== REQUIREMENTS ==
Identify all lines in the data containing the string "Villanueva". Copy them out.

** BEGIN DATA SHOWN **

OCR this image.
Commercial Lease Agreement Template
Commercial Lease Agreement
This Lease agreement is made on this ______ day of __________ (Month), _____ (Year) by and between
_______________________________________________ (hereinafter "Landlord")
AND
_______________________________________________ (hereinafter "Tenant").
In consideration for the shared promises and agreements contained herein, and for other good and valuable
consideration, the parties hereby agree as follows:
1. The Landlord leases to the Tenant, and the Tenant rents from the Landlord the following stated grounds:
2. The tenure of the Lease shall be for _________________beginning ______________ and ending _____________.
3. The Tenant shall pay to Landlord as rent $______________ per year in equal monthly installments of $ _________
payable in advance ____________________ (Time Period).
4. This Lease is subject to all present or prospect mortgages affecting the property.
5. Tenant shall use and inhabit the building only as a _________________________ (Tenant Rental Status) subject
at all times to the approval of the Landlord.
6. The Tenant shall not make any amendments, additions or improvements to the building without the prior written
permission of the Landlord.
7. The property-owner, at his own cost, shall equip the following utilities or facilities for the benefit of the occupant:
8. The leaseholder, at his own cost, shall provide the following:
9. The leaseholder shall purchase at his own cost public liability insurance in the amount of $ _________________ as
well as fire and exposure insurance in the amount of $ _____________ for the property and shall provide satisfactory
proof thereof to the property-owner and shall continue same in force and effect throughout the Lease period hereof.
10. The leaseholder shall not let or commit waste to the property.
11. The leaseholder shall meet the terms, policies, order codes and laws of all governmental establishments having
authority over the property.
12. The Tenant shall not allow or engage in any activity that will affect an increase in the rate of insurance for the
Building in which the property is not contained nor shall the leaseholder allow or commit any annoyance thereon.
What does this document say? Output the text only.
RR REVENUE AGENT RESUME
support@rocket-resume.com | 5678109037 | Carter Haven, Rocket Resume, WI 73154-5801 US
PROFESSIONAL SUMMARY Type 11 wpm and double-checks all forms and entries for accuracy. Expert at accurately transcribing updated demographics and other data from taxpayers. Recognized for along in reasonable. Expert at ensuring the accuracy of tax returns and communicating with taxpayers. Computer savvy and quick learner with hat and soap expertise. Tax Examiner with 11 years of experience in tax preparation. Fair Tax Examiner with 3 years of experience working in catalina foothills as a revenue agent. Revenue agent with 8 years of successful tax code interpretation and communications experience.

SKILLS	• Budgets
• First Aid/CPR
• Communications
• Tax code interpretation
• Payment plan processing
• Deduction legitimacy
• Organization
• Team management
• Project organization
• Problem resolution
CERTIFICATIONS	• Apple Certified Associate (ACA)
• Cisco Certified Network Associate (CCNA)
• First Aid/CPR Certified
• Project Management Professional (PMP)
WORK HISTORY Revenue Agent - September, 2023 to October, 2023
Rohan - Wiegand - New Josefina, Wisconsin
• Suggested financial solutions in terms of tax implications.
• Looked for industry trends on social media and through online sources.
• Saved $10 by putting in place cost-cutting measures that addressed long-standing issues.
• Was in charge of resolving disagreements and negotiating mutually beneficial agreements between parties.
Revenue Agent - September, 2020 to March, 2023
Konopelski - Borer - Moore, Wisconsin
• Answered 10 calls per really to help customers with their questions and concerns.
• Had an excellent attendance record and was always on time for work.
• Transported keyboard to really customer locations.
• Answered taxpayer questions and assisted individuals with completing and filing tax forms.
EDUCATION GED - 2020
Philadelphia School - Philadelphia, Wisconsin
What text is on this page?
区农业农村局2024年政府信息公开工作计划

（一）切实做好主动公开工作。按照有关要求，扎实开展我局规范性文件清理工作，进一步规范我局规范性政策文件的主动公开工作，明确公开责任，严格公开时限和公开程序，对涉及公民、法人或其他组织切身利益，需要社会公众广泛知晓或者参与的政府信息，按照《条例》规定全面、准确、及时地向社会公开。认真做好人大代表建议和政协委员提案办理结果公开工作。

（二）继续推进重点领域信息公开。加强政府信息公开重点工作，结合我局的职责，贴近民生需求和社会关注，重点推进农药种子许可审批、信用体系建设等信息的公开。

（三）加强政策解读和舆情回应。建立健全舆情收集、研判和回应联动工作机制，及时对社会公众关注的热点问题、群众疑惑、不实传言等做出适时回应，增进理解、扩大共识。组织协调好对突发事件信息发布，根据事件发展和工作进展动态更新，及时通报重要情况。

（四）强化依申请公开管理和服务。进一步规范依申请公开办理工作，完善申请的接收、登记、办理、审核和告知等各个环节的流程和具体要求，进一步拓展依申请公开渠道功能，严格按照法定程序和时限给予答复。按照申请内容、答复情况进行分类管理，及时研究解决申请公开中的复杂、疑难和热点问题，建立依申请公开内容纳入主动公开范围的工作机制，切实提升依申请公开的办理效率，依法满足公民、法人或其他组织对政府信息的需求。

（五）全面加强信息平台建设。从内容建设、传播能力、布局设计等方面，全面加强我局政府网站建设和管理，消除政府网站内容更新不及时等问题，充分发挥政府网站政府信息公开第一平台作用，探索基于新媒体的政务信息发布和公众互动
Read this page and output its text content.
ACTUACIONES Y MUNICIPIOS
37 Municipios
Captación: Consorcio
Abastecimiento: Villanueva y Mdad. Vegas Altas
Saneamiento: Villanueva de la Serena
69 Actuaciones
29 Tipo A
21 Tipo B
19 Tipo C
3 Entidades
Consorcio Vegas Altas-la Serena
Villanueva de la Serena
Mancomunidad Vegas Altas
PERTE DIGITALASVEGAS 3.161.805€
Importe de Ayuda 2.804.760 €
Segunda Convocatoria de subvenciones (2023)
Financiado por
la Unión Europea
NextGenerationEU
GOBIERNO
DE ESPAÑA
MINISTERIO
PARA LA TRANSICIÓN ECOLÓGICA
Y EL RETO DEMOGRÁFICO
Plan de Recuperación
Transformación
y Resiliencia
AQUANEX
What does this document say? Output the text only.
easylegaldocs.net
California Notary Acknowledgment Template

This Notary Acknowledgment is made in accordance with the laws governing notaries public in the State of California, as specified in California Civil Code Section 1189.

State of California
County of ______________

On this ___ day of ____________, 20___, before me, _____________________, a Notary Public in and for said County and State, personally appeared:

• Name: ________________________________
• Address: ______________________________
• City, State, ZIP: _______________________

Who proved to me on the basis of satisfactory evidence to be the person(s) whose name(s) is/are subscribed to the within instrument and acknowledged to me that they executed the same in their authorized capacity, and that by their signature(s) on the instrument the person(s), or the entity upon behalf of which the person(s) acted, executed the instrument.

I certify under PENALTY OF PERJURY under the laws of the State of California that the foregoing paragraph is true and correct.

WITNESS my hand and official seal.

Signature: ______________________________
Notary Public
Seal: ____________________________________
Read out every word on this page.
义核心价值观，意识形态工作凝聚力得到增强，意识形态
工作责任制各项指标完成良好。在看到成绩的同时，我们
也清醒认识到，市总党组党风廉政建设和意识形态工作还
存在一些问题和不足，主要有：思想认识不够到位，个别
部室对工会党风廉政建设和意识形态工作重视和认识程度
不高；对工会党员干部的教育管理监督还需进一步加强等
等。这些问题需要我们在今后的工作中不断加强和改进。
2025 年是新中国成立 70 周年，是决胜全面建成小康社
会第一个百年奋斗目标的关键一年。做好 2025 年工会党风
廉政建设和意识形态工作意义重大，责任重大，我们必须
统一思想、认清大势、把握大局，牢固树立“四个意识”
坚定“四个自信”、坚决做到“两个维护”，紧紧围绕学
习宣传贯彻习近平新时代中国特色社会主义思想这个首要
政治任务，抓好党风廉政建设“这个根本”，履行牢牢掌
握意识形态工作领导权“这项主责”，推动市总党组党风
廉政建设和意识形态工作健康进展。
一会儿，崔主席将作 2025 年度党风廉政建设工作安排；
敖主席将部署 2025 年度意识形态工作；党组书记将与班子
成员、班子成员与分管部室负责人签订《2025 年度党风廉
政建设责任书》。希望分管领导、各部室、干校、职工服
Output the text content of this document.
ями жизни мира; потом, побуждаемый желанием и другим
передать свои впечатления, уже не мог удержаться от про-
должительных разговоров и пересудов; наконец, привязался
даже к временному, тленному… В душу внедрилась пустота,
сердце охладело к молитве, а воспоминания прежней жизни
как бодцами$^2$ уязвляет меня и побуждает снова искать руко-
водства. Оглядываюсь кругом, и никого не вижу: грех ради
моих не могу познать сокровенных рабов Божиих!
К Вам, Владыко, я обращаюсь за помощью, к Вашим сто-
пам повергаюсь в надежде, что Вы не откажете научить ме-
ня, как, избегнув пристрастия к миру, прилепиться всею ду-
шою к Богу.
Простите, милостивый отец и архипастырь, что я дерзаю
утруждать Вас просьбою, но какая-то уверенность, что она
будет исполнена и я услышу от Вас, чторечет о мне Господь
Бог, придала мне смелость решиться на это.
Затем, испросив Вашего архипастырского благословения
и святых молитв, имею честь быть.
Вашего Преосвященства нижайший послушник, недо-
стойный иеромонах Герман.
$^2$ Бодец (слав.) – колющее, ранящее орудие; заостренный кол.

** END DATA SHOWN **

== THE REPLY ==
Abastecimiento: Villanueva y Mdad. Vegas Altas
Saneamiento: Villanueva de la Serena
Villanueva de la Serena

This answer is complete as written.